- **CHALLENGE**
Pull every "description" line out of the data below.

- **RECORDS TO USE**
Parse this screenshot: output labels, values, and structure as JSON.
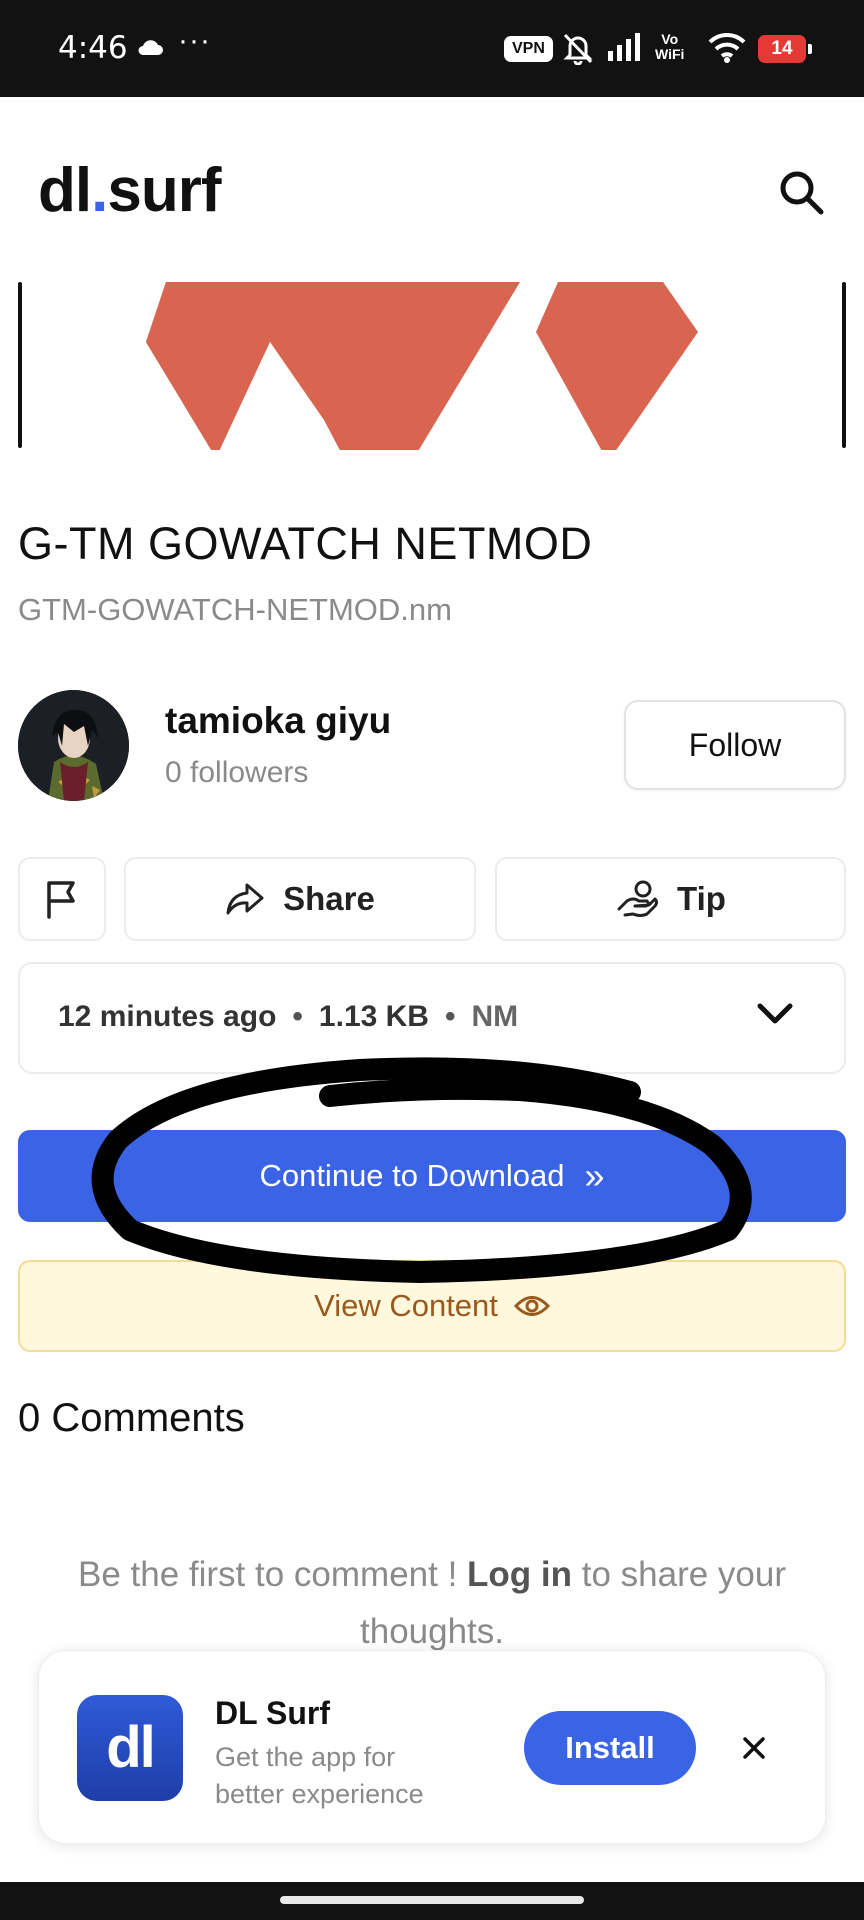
{
  "status_bar": {
    "time": "4:46",
    "overflow_dots": "···",
    "vpn": "VPN",
    "vowifi_top": "Vo",
    "vowifi_bottom": "WiFi",
    "battery": "14"
  },
  "header": {
    "logo_left": "dl",
    "logo_dot": ".",
    "logo_right": "surf"
  },
  "file": {
    "title": "G-TM GOWATCH NETMOD",
    "filename": "GTM-GOWATCH-NETMOD.nm",
    "uploaded": "12 minutes ago",
    "size": "1.13 KB",
    "extension": "NM"
  },
  "author": {
    "name": "tamioka giyu",
    "followers": "0 followers",
    "follow_label": "Follow"
  },
  "actions": {
    "share_label": "Share",
    "tip_label": "Tip"
  },
  "meta_separator": "•",
  "download": {
    "label": "Continue to Download",
    "icon": "»"
  },
  "view_content": {
    "label": "View Content"
  },
  "comments": {
    "title": "0 Comments",
    "empty_prefix": "Be the first to comment ! ",
    "login_label": "Log in",
    "empty_suffix": " to share your thoughts."
  },
  "install_banner": {
    "app_icon_text": "dl",
    "app_name": "DL Surf",
    "description": "Get the app for better experience",
    "install_label": "Install"
  },
  "colors": {
    "accent": "#3b63e6",
    "preview_red": "#d9644f",
    "view_bg": "#fff8dc",
    "view_text": "#9a5a1e",
    "battery": "#e53935"
  }
}
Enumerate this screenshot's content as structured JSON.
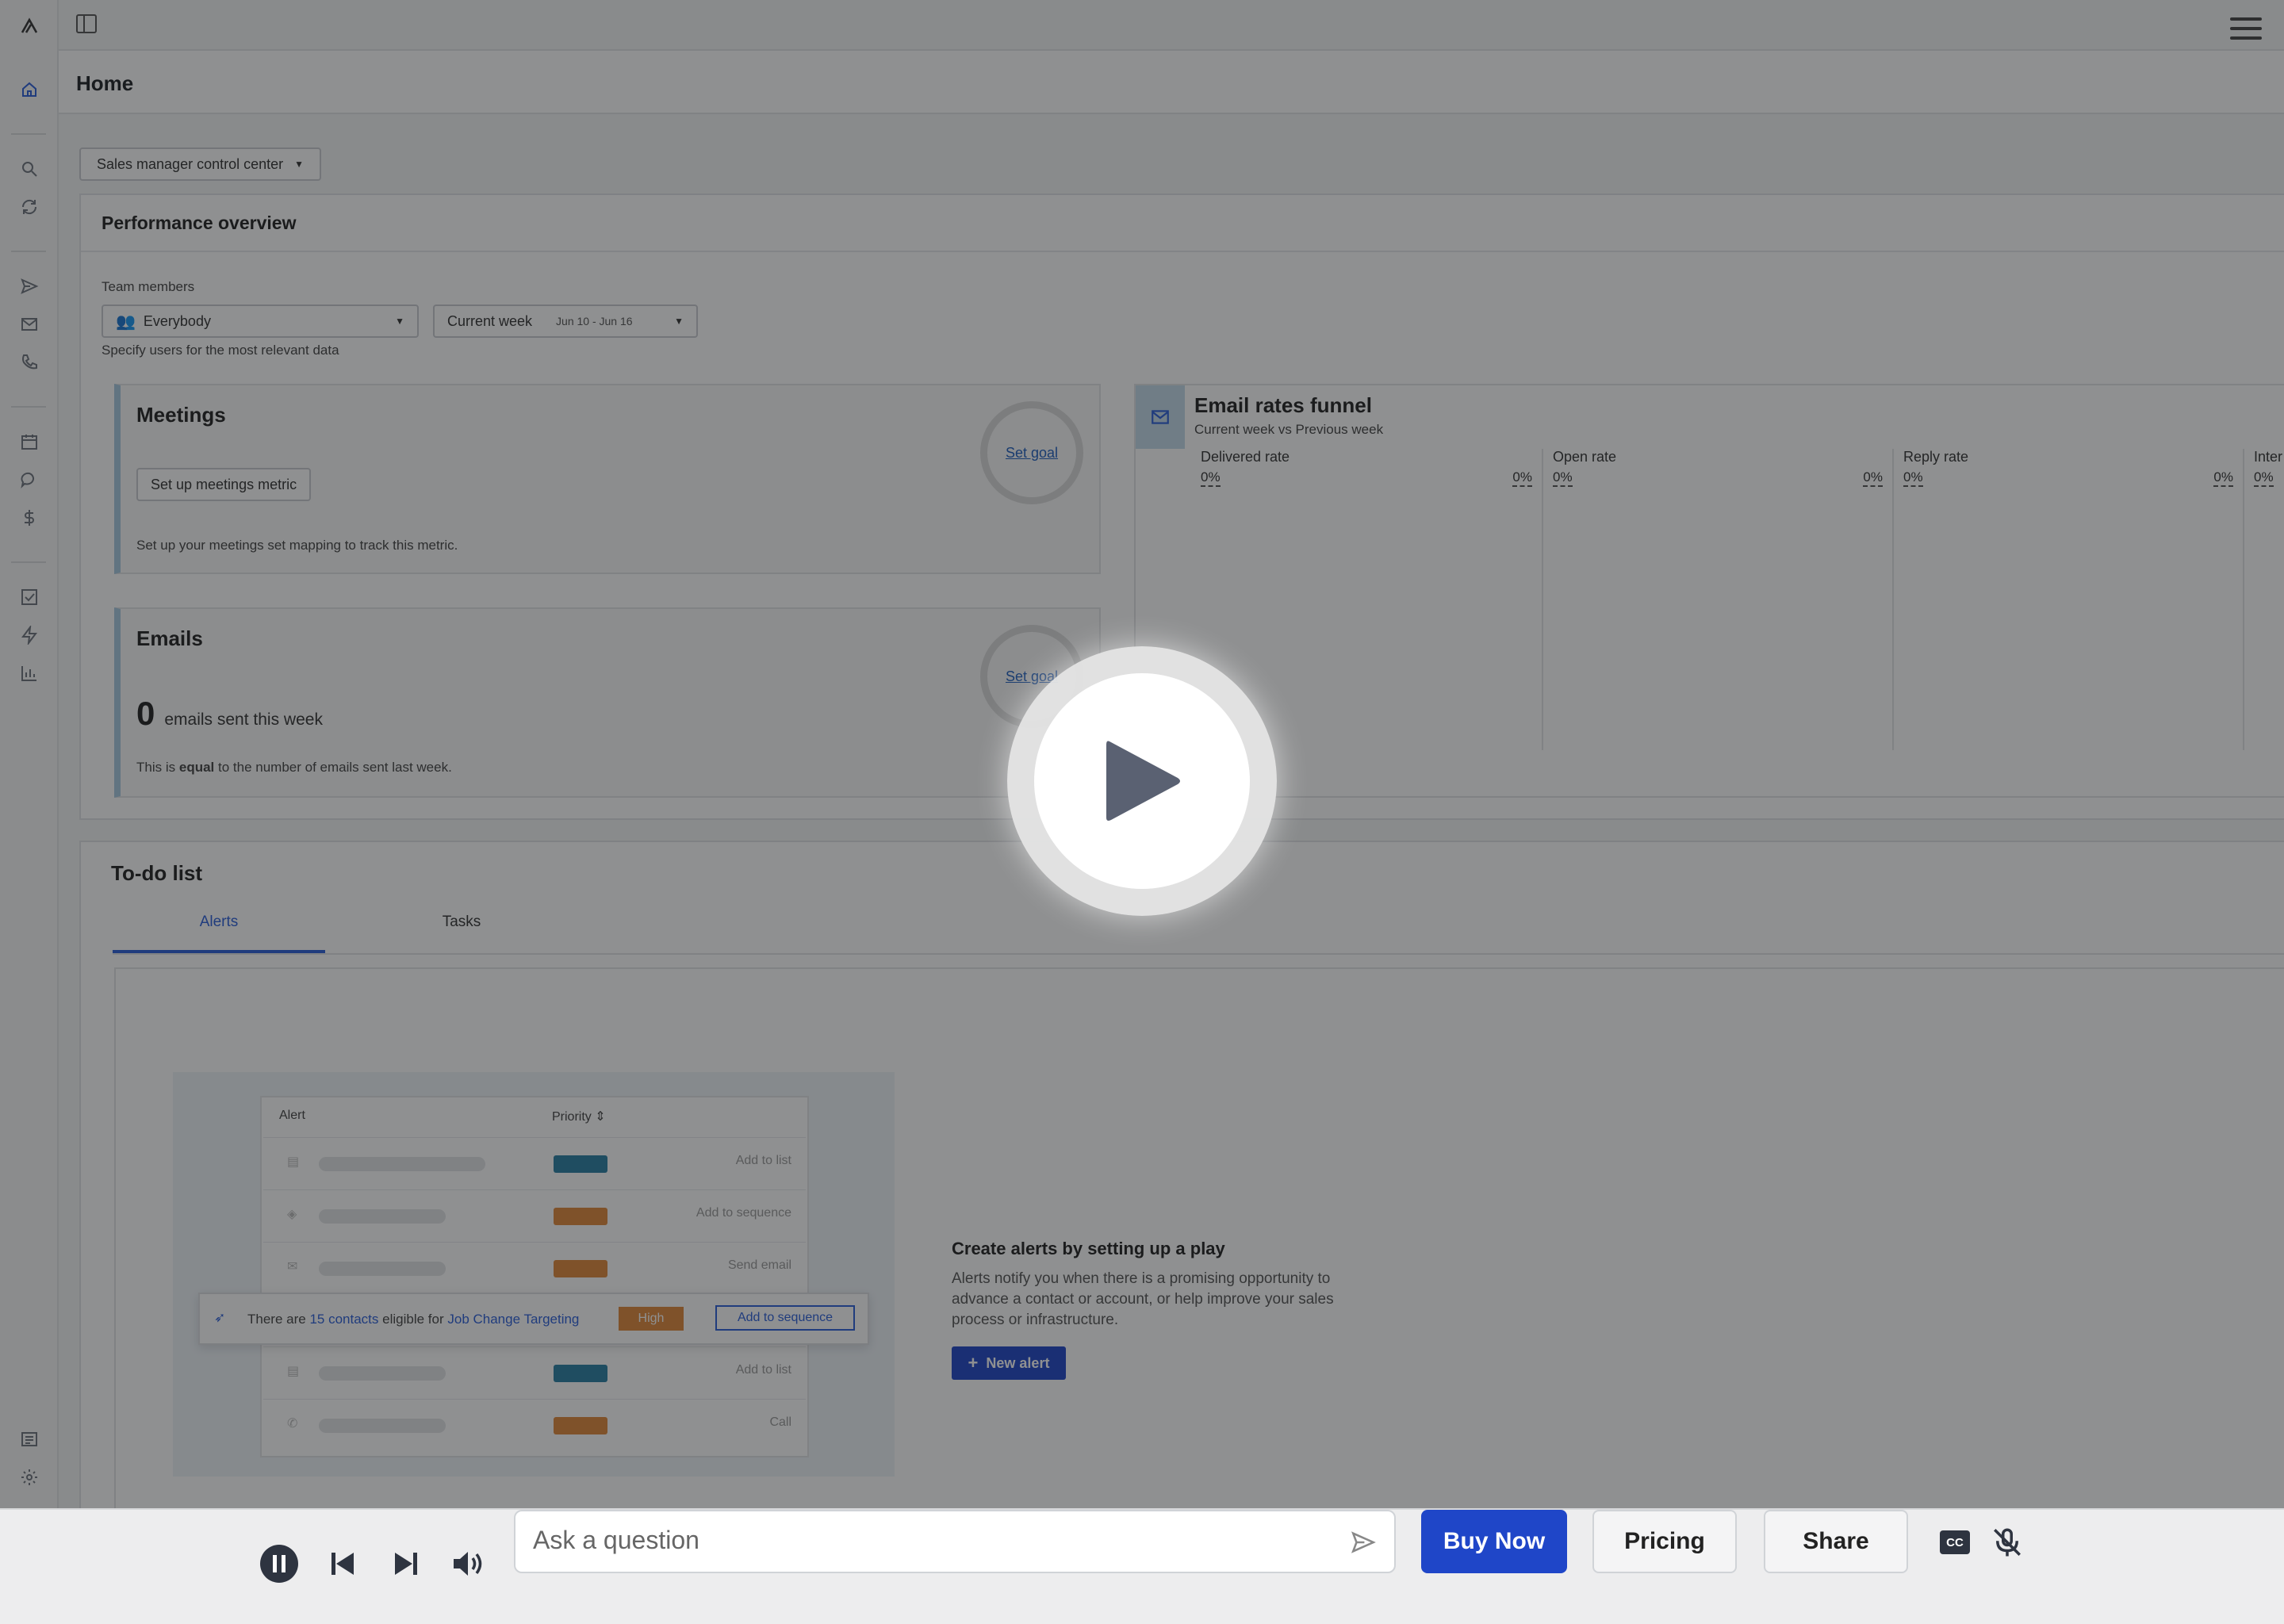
{
  "page": {
    "title": "Home"
  },
  "dashboard_select": {
    "label": "Sales manager control center"
  },
  "performance": {
    "title": "Performance overview",
    "team_label": "Team members",
    "team_value": "Everybody",
    "period_label": "Current week",
    "period_range": "Jun 10 - Jun 16",
    "hint": "Specify users for the most relevant data"
  },
  "meetings": {
    "title": "Meetings",
    "setup_button": "Set up meetings metric",
    "goal_link": "Set goal",
    "description": "Set up your meetings set mapping to track this metric."
  },
  "emails": {
    "title": "Emails",
    "goal_link": "Set goal",
    "count": "0",
    "count_label": "emails sent this week",
    "desc_prefix": "This is",
    "desc_bold": "equal",
    "desc_suffix": "to the number of emails sent last week."
  },
  "funnel": {
    "title": "Email rates funnel",
    "subtitle": "Current week vs Previous week",
    "columns": [
      {
        "label": "Delivered rate",
        "left_value": "0%",
        "right_value": "0%"
      },
      {
        "label": "Open rate",
        "left_value": "0%",
        "right_value": "0%"
      },
      {
        "label": "Reply rate",
        "left_value": "0%",
        "right_value": "0%"
      },
      {
        "label": "Inter",
        "left_value": "0%",
        "right_value": ""
      }
    ]
  },
  "todo": {
    "title": "To-do list",
    "tabs": [
      "Alerts",
      "Tasks"
    ],
    "mock": {
      "col_alert": "Alert",
      "col_priority": "Priority",
      "rows": [
        {
          "action": "Add to list",
          "color": "#2a7fa3"
        },
        {
          "action": "Add to sequence",
          "color": "#e0893a"
        },
        {
          "action": "Send email",
          "color": "#e0893a"
        },
        {
          "action": "Add to list",
          "color": "#2a7fa3"
        },
        {
          "action": "Call",
          "color": "#e0893a"
        }
      ],
      "highlight_prefix": "There are",
      "highlight_count": "15 contacts",
      "highlight_mid": "eligible for",
      "highlight_play": "Job Change Targeting",
      "highlight_priority": "High",
      "highlight_action": "Add to sequence"
    },
    "cta_title": "Create alerts by setting up a play",
    "cta_text": "Alerts notify you when there is a promising opportunity to advance a contact or account, or help improve your sales process or infrastructure.",
    "new_alert": "New alert"
  },
  "player": {
    "ask_placeholder": "Ask a question",
    "buy_now": "Buy Now",
    "pricing": "Pricing",
    "share": "Share",
    "cc": "CC"
  },
  "colors": {
    "accent": "#1f46c8",
    "brand": "#2b5fd9",
    "high": "#e0893a"
  }
}
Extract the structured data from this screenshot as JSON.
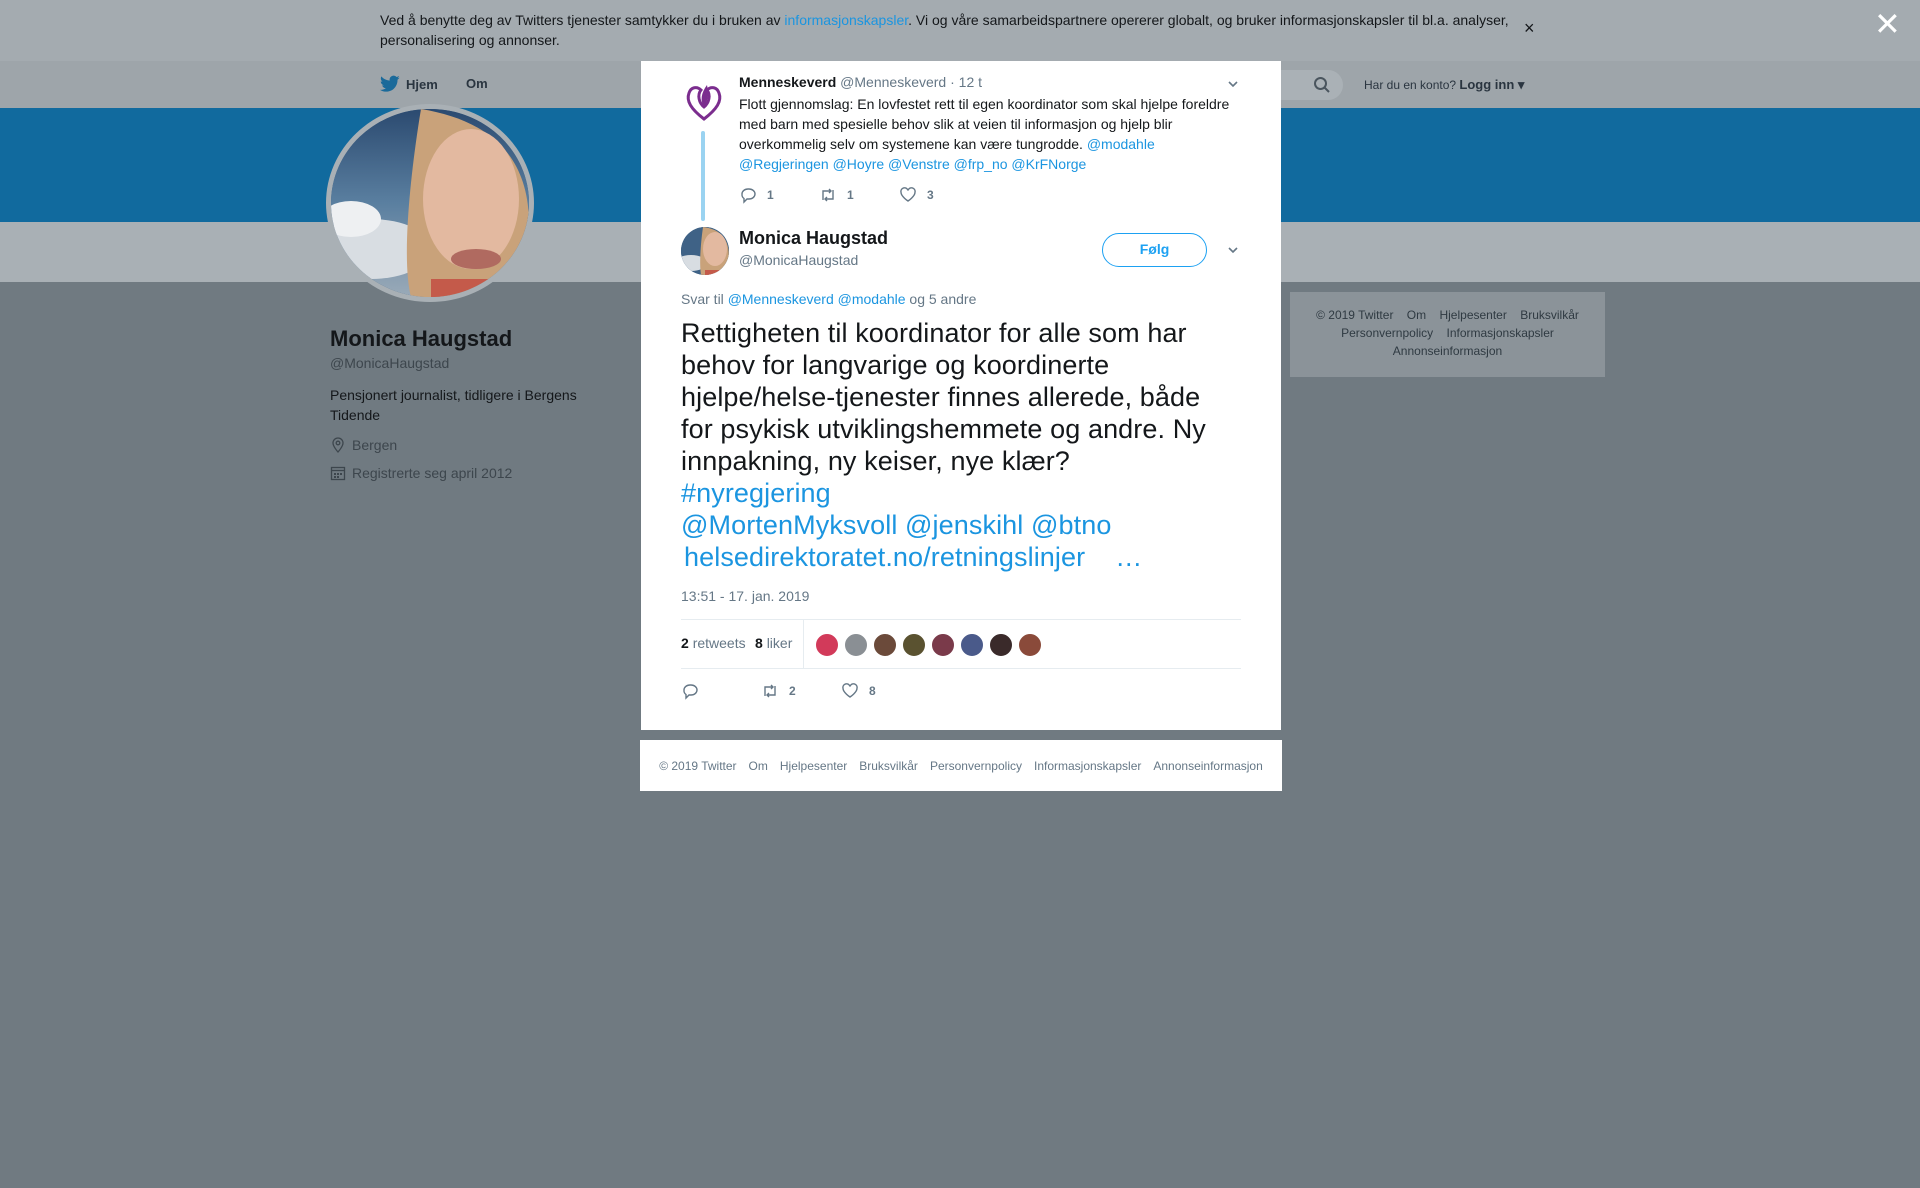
{
  "cookie_bar": {
    "text_before": "Ved å benytte deg av Twitters tjenester samtykker du i bruken av ",
    "link": "informasjonskapsler",
    "text_after": ". Vi og våre samarbeidspartnere opererer globalt, og bruker informasjonskapsler til bl.a. analyser, personalisering og annonser.",
    "close_glyph": "×"
  },
  "overlay": {
    "close_glyph": "✕"
  },
  "nav": {
    "home": "Hjem",
    "about": "Om",
    "login_prompt": "Har du en konto?",
    "login": "Logg inn"
  },
  "profile": {
    "name": "Monica Haugstad",
    "handle": "@MonicaHaugstad",
    "bio": "Pensjonert journalist, tidligere i Bergens Tidende",
    "location": "Bergen",
    "joined": "Registrerte seg april 2012"
  },
  "side_footer": {
    "items": [
      "© 2019 Twitter",
      "Om",
      "Hjelpesenter",
      "Bruksvilkår",
      "Personvernpolicy",
      "Informasjonskapsler",
      "Annonseinformasjon"
    ]
  },
  "parent_tweet": {
    "name": "Menneskeverd",
    "handle": "@Menneskeverd",
    "time": "· 12 t",
    "text": "Flott gjennomslag: En lovfestet rett til egen koordinator som skal hjelpe foreldre med barn med spesielle behov slik at veien til informasjon og hjelp blir overkommelig selv om systemene kan være tungrodde. ",
    "mention_1": "@modahle",
    "mentions_2": "@Regjeringen @Hoyre @Venstre @frp_no @KrFNorge",
    "replies": "1",
    "retweets": "1",
    "likes": "3",
    "accent_color": "#7b2d8e"
  },
  "main_tweet": {
    "name": "Monica Haugstad",
    "handle": "@MonicaHaugstad",
    "follow": "Følg",
    "reply_prefix": "Svar til ",
    "reply_mentions": "@Menneskeverd @modahle",
    "reply_suffix": " og 5 andre",
    "lines": [
      "Rettigheten til koordinator for alle som har",
      "behov for langvarige og koordinerte",
      "hjelpe/helse-tjenester finnes allerede, både",
      "for psykisk utviklingshemmete og andre. Ny",
      "innpakning, ny keiser, nye klær?"
    ],
    "hashtag": "#nyregjering",
    "mentions": "@MortenMyksvoll @jenskihl @btno",
    "link": "helsedirektoratet.no/retningslinjer",
    "ellipsis": "…",
    "timestamp": "13:51 - 17. jan. 2019",
    "retweets_count": "2",
    "retweets_label": "retweets",
    "likes_count": "8",
    "likes_label": "liker",
    "action_retweets": "2",
    "action_likes": "8",
    "liker_colors": [
      "#d23a5a",
      "#8a8f94",
      "#6b4a3a",
      "#5a5230",
      "#7a3a4a",
      "#4a5a8a",
      "#3a2a2a",
      "#8a4a3a"
    ]
  },
  "modal_footer": {
    "items": [
      "© 2019 Twitter",
      "Om",
      "Hjelpesenter",
      "Bruksvilkår",
      "Personvernpolicy",
      "Informasjonskapsler",
      "Annonseinformasjon"
    ]
  },
  "colors": {
    "brand_blue": "#1da1f2",
    "link_blue": "#1b95e0"
  }
}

- **TASK RESULT**
    "description": "Get the app for better experience",
    "description": "Set up your meetings set mapping to track this metric."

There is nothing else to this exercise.